Material provided.

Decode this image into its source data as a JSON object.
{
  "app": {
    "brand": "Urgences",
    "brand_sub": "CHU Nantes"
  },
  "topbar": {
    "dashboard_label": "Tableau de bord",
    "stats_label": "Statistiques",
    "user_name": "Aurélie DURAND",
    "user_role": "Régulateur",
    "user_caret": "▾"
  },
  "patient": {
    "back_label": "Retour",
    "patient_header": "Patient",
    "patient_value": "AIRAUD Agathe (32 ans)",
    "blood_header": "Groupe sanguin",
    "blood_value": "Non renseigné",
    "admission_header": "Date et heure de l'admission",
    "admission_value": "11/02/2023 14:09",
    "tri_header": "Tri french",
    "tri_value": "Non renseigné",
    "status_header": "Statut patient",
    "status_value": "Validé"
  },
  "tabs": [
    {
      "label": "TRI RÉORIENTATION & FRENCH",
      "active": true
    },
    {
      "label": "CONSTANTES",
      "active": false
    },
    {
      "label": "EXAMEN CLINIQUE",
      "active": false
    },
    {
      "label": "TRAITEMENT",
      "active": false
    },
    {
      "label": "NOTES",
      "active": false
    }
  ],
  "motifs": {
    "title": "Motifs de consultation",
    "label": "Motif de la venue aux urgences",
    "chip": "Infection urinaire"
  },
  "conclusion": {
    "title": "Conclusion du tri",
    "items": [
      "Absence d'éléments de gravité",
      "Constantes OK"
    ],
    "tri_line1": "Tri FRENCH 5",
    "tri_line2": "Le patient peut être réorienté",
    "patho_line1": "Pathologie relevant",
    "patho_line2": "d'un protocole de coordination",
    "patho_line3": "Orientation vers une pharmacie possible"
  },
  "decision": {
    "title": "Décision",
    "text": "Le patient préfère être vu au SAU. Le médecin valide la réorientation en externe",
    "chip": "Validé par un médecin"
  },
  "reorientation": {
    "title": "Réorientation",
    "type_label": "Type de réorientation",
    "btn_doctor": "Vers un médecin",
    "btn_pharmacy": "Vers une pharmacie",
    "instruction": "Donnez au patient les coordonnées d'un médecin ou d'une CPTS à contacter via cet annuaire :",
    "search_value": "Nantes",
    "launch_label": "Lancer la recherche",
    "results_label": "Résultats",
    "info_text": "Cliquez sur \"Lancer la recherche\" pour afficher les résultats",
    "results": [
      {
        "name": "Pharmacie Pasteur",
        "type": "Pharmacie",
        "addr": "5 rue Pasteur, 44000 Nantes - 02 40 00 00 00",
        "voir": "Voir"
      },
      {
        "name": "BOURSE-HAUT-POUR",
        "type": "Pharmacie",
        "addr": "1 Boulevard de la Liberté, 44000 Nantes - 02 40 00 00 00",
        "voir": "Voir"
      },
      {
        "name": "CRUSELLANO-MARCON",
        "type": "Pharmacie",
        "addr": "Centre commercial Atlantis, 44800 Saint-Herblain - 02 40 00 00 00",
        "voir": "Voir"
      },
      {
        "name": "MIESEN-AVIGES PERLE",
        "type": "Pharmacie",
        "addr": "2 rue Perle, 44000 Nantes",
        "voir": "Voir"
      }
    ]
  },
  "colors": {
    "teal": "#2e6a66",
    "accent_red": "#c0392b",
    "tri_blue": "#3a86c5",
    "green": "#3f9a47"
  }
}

Exercise. Copy every line of the records above that holds the word "addr".

Full output.
        "addr": "5 rue Pasteur, 44000 Nantes - 02 40 00 00 00",
        "addr": "1 Boulevard de la Liberté, 44000 Nantes - 02 40 00 00 00",
        "addr": "Centre commercial Atlantis, 44800 Saint-Herblain - 02 40 00 00 00",
        "addr": "2 rue Perle, 44000 Nantes",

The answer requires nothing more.